#### Stated task
Write out the entries below once more, exactly.

Entries from a dataset

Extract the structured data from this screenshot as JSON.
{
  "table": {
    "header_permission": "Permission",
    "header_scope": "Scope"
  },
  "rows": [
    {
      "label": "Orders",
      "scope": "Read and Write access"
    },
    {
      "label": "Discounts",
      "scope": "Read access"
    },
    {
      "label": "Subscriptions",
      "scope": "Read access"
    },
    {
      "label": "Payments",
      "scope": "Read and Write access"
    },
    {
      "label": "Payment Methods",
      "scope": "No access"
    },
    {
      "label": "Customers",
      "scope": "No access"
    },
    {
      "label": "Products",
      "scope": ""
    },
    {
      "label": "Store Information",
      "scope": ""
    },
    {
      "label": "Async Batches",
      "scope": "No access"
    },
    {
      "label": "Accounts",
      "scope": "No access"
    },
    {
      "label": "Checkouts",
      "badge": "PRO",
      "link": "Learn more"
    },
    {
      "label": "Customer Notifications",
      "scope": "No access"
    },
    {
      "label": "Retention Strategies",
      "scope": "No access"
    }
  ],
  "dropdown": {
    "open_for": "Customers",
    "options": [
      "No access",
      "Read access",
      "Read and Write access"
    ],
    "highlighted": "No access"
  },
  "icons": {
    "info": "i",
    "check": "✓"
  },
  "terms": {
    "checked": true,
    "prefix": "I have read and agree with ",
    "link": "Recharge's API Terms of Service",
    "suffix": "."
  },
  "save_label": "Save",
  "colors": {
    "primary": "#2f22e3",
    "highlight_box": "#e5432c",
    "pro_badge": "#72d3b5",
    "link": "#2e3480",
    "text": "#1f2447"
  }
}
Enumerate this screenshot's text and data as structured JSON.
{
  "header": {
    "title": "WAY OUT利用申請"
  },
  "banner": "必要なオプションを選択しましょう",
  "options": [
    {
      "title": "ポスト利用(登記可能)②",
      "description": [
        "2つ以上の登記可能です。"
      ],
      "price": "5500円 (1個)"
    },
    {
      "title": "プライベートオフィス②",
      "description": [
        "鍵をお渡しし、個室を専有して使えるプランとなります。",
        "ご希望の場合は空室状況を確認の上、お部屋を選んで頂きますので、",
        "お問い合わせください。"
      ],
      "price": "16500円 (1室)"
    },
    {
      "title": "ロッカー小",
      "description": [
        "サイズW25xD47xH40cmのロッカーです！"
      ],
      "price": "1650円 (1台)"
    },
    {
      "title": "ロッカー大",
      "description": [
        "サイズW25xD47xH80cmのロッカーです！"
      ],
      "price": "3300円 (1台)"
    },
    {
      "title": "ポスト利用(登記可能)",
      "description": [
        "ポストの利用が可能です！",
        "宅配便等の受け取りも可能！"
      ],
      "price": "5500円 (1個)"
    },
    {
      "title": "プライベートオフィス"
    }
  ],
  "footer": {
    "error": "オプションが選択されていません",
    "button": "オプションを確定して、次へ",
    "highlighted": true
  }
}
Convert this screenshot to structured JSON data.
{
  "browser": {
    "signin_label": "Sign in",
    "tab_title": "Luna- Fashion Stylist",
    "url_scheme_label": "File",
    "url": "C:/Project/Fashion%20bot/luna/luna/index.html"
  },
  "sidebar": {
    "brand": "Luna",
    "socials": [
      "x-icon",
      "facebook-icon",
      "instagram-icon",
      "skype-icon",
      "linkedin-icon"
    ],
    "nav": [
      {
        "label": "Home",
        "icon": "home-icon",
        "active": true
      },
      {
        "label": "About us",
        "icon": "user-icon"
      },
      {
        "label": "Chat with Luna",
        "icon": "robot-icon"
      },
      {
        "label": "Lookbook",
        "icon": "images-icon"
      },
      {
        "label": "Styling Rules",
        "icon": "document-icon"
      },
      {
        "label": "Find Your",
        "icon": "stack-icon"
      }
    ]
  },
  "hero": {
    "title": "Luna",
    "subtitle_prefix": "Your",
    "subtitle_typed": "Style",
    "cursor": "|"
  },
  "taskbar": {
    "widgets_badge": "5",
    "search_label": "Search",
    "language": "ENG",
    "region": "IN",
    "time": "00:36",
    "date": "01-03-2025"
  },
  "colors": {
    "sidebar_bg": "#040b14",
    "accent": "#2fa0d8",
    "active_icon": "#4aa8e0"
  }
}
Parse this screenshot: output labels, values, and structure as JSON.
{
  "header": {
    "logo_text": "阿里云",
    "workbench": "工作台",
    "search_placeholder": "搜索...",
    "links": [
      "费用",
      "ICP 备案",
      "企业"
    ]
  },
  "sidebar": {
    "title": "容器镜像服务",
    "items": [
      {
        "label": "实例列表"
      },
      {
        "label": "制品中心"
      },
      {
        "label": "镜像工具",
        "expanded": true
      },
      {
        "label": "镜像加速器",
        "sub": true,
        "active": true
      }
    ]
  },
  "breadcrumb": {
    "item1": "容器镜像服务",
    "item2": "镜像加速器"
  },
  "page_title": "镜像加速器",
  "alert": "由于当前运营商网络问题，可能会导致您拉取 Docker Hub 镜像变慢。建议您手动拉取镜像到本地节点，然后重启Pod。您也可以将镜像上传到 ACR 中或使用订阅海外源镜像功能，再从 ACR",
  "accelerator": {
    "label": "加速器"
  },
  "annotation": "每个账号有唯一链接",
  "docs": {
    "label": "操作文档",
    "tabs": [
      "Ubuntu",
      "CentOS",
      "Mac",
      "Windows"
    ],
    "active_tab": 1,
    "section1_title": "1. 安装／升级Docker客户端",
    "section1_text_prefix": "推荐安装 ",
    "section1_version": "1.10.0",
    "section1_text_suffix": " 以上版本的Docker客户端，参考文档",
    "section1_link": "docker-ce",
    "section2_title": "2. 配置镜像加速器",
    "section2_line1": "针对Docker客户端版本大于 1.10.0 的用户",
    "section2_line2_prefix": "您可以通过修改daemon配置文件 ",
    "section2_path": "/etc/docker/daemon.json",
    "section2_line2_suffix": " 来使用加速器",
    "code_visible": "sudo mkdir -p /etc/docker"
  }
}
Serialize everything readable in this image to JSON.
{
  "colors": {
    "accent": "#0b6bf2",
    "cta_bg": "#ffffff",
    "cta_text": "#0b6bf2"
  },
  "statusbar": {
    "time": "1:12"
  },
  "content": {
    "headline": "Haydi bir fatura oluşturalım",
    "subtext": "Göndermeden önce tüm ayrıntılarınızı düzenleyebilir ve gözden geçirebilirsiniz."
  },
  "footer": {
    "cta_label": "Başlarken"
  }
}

#### Correct output
Extract the structured data from this screenshot as JSON.
{
  "table": {
    "header_permission": "Permission",
    "header_scope": "Scope"
  },
  "rows": [
    {
      "label": "Orders",
      "scope": "Read and Write access"
    },
    {
      "label": "Discounts",
      "scope": "Read access"
    },
    {
      "label": "Subscriptions",
      "scope": "Read access"
    },
    {
      "label": "Payments",
      "scope": "Read and Write access"
    },
    {
      "label": "Payment Methods",
      "scope": "No access"
    },
    {
      "label": "Customers",
      "scope": "No access"
    },
    {
      "label": "Products",
      "scope": ""
    },
    {
      "label": "Store Information",
      "scope": ""
    },
    {
      "label": "Async Batches",
      "scope": "No access"
    },
    {
      "label": "Accounts",
      "scope": "No access"
    },
    {
      "label": "Checkouts",
      "badge": "PRO",
      "link": "Learn more"
    },
    {
      "label": "Customer Notifications",
      "scope": "No access"
    },
    {
      "label": "Retention Strategies",
      "scope": "No access"
    }
  ],
  "dropdown": {
    "open_for": "Customers",
    "options": [
      "No access",
      "Read access",
      "Read and Write access"
    ],
    "highlighted": "No access"
  },
  "icons": {
    "info": "i",
    "check": "✓"
  },
  "terms": {
    "checked": true,
    "prefix": "I have read and agree with ",
    "link": "Recharge's API Terms of Service",
    "suffix": "."
  },
  "save_label": "Save",
  "colors": {
    "primary": "#2f22e3",
    "highlight_box": "#e5432c",
    "pro_badge": "#72d3b5",
    "link": "#2e3480",
    "text": "#1f2447"
  }
}
Enumerate this screenshot's text and data as structured JSON.
{
  "header": {
    "title": "WAY OUT利用申請"
  },
  "banner": "必要なオプションを選択しましょう",
  "options": [
    {
      "title": "ポスト利用(登記可能)②",
      "description": [
        "2つ以上の登記可能です。"
      ],
      "price": "5500円 (1個)"
    },
    {
      "title": "プライベートオフィス②",
      "description": [
        "鍵をお渡しし、個室を専有して使えるプランとなります。",
        "ご希望の場合は空室状況を確認の上、お部屋を選んで頂きますので、",
        "お問い合わせください。"
      ],
      "price": "16500円 (1室)"
    },
    {
      "title": "ロッカー小",
      "description": [
        "サイズW25xD47xH40cmのロッカーです！"
      ],
      "price": "1650円 (1台)"
    },
    {
      "title": "ロッカー大",
      "description": [
        "サイズW25xD47xH80cmのロッカーです！"
      ],
      "price": "3300円 (1台)"
    },
    {
      "title": "ポスト利用(登記可能)",
      "description": [
        "ポストの利用が可能です！",
        "宅配便等の受け取りも可能！"
      ],
      "price": "5500円 (1個)"
    },
    {
      "title": "プライベートオフィス"
    }
  ],
  "footer": {
    "error": "オプションが選択されていません",
    "button": "オプションを確定して、次へ",
    "highlighted": true
  }
}
Convert this screenshot to structured JSON data.
{
  "browser": {
    "signin_label": "Sign in",
    "tab_title": "Luna- Fashion Stylist",
    "url_scheme_label": "File",
    "url": "C:/Project/Fashion%20bot/luna/luna/index.html"
  },
  "sidebar": {
    "brand": "Luna",
    "socials": [
      "x-icon",
      "facebook-icon",
      "instagram-icon",
      "skype-icon",
      "linkedin-icon"
    ],
    "nav": [
      {
        "label": "Home",
        "icon": "home-icon",
        "active": true
      },
      {
        "label": "About us",
        "icon": "user-icon"
      },
      {
        "label": "Chat with Luna",
        "icon": "robot-icon"
      },
      {
        "label": "Lookbook",
        "icon": "images-icon"
      },
      {
        "label": "Styling Rules",
        "icon": "document-icon"
      },
      {
        "label": "Find Your",
        "icon": "stack-icon"
      }
    ]
  },
  "hero": {
    "title": "Luna",
    "subtitle_prefix": "Your",
    "subtitle_typed": "Style",
    "cursor": "|"
  },
  "taskbar": {
    "widgets_badge": "5",
    "search_label": "Search",
    "language": "ENG",
    "region": "IN",
    "time": "00:36",
    "date": "01-03-2025"
  },
  "colors": {
    "sidebar_bg": "#040b14",
    "accent": "#2fa0d8",
    "active_icon": "#4aa8e0"
  }
}
Parse this screenshot: output labels, values, and structure as JSON.
{
  "header": {
    "logo_text": "阿里云",
    "workbench": "工作台",
    "search_placeholder": "搜索...",
    "links": [
      "费用",
      "ICP 备案",
      "企业"
    ]
  },
  "sidebar": {
    "title": "容器镜像服务",
    "items": [
      {
        "label": "实例列表"
      },
      {
        "label": "制品中心"
      },
      {
        "label": "镜像工具",
        "expanded": true
      },
      {
        "label": "镜像加速器",
        "sub": true,
        "active": true
      }
    ]
  },
  "breadcrumb": {
    "item1": "容器镜像服务",
    "item2": "镜像加速器"
  },
  "page_title": "镜像加速器",
  "alert": "由于当前运营商网络问题，可能会导致您拉取 Docker Hub 镜像变慢。建议您手动拉取镜像到本地节点，然后重启Pod。您也可以将镜像上传到 ACR 中或使用订阅海外源镜像功能，再从 ACR",
  "accelerator": {
    "label": "加速器"
  },
  "annotation": "每个账号有唯一链接",
  "docs": {
    "label": "操作文档",
    "tabs": [
      "Ubuntu",
      "CentOS",
      "Mac",
      "Windows"
    ],
    "active_tab": 1,
    "section1_title": "1. 安装／升级Docker客户端",
    "section1_text_prefix": "推荐安装 ",
    "section1_version": "1.10.0",
    "section1_text_suffix": " 以上版本的Docker客户端，参考文档",
    "section1_link": "docker-ce",
    "section2_title": "2. 配置镜像加速器",
    "section2_line1": "针对Docker客户端版本大于 1.10.0 的用户",
    "section2_line2_prefix": "您可以通过修改daemon配置文件 ",
    "section2_path": "/etc/docker/daemon.json",
    "section2_line2_suffix": " 来使用加速器",
    "code_visible": "sudo mkdir -p /etc/docker"
  }
}
Serialize everything readable in this image to JSON.
{
  "colors": {
    "accent": "#0b6bf2",
    "cta_bg": "#ffffff",
    "cta_text": "#0b6bf2"
  },
  "statusbar": {
    "time": "1:12"
  },
  "content": {
    "headline": "Haydi bir fatura oluşturalım",
    "subtext": "Göndermeden önce tüm ayrıntılarınızı düzenleyebilir ve gözden geçirebilirsiniz."
  },
  "footer": {
    "cta_label": "Başlarken"
  }
}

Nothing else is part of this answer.